*WHAT NEEDS TO BE DONE*:
Below are some records. How many of their lines contain the string "harakatda"? Give the number only.
──────── SUPPLIED MATERIAL ────────
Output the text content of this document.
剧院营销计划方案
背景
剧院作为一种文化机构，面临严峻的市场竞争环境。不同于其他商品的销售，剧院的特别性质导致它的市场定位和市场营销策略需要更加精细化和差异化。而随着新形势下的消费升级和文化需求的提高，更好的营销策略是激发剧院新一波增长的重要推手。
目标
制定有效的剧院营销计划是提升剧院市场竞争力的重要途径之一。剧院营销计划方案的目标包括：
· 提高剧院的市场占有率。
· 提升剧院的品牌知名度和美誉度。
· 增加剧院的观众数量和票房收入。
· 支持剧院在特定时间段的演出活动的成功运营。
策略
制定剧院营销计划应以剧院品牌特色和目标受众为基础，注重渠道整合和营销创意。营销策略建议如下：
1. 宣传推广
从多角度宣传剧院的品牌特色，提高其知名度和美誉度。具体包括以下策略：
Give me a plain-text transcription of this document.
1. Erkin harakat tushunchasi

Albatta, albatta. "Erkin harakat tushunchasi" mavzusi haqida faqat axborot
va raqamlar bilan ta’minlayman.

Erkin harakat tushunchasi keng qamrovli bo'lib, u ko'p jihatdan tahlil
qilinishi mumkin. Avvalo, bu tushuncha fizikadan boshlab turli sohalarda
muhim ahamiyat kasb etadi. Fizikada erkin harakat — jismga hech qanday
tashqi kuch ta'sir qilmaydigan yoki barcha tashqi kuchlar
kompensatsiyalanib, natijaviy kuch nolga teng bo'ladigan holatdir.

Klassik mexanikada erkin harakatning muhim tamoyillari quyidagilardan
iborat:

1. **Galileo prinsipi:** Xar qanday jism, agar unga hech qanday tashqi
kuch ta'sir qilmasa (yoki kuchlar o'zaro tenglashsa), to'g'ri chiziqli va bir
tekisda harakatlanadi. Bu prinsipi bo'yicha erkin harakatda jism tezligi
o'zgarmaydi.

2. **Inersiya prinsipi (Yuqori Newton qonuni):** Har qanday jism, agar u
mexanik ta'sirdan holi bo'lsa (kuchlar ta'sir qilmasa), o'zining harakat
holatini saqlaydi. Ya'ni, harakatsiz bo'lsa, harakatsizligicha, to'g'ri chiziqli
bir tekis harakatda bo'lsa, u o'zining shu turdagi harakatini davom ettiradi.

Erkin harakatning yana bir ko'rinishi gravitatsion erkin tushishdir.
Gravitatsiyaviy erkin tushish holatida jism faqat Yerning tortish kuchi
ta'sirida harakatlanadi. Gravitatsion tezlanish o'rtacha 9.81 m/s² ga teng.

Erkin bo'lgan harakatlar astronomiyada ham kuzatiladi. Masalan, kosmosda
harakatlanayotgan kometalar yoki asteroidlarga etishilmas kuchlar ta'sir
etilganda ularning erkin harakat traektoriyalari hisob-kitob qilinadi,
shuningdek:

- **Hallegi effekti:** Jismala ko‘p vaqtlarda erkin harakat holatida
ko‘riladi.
────────
*FINISHED EXERCISE*:
2